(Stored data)

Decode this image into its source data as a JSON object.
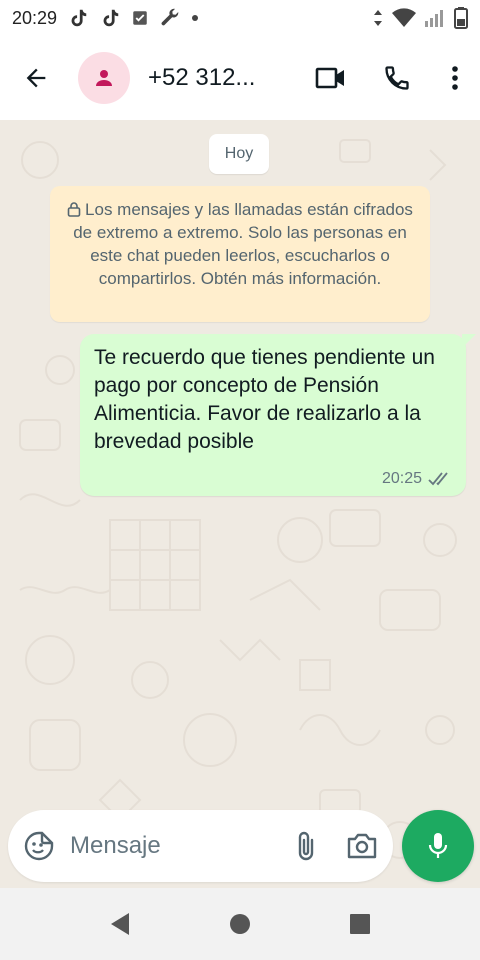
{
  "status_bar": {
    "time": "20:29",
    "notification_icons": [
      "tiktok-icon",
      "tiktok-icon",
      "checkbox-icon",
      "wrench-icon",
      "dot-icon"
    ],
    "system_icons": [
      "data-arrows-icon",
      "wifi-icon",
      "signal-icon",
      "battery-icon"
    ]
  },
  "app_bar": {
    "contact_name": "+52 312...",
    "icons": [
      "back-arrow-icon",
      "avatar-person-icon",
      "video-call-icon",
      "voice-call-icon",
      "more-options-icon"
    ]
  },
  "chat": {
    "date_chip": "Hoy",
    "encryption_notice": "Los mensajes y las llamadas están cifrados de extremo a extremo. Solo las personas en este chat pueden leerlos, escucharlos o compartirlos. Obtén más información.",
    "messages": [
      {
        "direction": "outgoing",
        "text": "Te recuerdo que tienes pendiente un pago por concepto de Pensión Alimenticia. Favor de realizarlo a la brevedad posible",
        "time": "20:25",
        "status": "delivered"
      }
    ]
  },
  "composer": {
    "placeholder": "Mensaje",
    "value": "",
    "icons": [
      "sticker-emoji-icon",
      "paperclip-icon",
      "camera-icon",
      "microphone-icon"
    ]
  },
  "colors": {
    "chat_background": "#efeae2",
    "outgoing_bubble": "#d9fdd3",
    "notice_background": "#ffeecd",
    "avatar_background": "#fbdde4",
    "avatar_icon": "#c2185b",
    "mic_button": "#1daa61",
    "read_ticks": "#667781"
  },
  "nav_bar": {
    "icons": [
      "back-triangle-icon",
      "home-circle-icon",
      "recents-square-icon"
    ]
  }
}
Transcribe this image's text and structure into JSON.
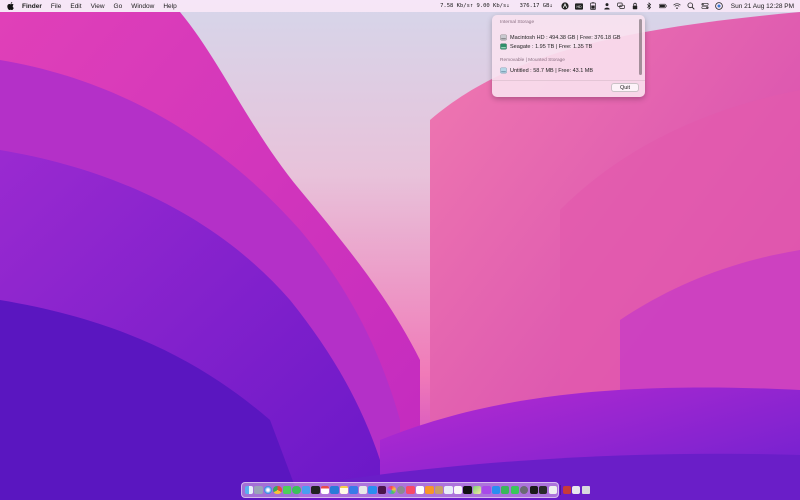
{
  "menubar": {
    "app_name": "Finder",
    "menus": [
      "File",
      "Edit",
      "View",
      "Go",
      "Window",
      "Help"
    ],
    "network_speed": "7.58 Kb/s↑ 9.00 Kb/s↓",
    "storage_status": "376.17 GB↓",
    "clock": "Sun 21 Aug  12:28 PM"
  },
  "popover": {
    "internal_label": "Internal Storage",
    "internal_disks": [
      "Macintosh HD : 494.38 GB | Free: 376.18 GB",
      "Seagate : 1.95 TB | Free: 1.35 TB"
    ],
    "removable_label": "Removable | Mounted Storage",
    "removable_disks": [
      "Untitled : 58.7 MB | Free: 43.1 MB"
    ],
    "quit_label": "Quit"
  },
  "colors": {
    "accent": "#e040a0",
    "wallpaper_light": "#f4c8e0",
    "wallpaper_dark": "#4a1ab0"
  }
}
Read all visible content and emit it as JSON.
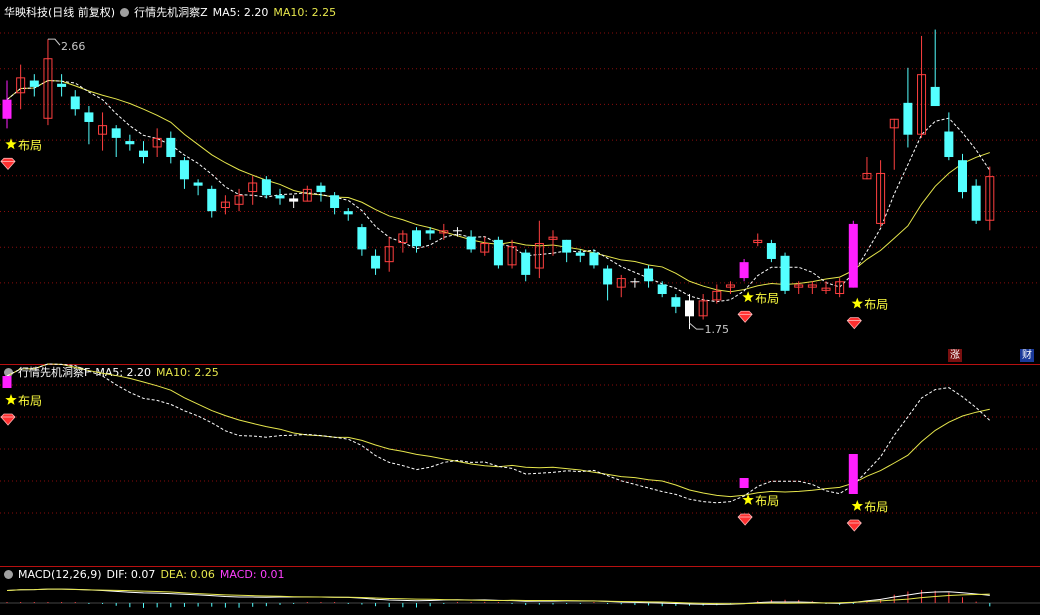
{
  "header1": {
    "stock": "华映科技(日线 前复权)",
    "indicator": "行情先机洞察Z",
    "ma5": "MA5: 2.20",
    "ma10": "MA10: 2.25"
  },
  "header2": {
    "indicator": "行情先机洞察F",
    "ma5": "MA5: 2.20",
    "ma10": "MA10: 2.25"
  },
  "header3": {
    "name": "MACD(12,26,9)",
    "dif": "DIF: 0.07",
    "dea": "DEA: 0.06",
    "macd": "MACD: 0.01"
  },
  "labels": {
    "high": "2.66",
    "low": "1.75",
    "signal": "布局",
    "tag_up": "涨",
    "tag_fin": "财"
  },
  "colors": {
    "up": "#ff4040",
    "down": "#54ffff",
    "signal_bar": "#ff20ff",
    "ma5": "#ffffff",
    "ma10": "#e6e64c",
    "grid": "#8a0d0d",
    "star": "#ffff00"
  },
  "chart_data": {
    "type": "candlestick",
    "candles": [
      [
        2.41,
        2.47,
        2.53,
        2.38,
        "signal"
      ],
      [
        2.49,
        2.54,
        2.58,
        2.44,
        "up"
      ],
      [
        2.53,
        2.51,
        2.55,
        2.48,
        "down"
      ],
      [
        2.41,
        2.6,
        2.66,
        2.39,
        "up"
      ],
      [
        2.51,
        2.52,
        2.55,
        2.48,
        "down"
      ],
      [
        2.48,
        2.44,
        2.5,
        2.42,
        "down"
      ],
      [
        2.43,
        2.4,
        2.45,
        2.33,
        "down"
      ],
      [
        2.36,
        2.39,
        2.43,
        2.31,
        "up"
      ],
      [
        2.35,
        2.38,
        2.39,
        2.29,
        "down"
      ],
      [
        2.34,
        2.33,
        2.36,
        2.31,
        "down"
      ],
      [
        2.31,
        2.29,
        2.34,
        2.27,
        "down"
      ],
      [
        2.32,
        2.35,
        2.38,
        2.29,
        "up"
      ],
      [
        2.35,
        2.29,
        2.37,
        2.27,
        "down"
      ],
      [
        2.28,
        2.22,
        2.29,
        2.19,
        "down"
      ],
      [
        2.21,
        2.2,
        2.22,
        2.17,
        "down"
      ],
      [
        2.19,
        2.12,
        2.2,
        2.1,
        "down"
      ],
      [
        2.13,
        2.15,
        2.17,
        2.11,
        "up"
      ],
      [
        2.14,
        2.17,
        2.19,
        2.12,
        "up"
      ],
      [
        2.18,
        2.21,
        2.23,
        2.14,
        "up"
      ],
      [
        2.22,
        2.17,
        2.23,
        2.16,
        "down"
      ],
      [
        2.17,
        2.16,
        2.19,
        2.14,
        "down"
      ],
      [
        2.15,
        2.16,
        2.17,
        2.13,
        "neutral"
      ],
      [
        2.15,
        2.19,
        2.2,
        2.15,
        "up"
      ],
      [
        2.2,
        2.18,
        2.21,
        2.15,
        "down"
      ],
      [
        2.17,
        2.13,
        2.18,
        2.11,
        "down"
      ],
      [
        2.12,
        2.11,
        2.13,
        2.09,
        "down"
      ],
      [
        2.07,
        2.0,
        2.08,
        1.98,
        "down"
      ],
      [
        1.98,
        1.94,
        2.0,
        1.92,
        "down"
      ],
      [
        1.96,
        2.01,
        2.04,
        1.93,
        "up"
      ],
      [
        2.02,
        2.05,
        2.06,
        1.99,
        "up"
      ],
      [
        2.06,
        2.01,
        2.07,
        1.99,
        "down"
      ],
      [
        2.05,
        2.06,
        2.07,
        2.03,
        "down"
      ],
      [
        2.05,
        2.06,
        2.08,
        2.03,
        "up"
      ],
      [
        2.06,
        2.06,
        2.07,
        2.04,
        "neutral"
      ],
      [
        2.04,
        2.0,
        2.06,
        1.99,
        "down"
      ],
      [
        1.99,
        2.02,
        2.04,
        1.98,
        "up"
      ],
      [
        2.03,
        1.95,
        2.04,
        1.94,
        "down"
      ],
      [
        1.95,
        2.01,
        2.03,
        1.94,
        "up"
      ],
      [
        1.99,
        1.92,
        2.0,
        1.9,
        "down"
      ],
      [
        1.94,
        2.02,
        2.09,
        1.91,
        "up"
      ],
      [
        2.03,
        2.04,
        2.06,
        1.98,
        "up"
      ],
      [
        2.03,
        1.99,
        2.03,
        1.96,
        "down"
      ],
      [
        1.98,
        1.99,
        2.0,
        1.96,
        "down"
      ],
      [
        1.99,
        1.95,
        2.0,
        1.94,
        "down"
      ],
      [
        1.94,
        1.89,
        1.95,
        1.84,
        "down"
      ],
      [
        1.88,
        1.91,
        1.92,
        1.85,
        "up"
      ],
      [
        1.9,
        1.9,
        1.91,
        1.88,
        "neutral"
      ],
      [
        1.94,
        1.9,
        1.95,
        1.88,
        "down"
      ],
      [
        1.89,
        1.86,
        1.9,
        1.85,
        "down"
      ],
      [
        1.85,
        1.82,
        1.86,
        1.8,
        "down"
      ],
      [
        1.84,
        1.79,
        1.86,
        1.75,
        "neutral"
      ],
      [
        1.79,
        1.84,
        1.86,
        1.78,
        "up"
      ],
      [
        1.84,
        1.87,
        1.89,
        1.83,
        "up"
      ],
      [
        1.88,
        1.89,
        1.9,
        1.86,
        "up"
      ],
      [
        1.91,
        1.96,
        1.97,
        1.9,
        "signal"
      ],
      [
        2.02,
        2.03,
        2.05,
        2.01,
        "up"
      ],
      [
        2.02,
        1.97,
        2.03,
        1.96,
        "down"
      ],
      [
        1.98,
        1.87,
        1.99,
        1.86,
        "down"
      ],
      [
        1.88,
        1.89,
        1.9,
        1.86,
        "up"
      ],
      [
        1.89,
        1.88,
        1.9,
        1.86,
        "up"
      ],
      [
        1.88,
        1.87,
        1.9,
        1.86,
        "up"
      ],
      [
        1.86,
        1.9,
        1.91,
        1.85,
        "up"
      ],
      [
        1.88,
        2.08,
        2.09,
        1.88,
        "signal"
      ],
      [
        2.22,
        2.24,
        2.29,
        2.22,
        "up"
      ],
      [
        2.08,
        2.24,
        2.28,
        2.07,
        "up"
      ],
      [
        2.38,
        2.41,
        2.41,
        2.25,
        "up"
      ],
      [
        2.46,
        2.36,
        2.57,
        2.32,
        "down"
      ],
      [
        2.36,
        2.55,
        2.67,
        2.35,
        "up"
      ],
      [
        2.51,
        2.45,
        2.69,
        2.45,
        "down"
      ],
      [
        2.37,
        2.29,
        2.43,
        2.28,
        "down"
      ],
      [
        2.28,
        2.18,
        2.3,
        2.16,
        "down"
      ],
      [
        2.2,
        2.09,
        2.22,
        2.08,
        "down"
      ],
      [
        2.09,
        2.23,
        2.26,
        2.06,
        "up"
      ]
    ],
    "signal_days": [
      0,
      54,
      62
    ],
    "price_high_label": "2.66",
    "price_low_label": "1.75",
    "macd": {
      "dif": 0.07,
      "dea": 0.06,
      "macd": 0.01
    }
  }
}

▶ [Exercise brief]:
Scan the listing above for the word "indicator" and show each line where it is found.

▶ [Final result]:
    "indicator": "行情先机洞察Z",
    "indicator": "行情先机洞察F",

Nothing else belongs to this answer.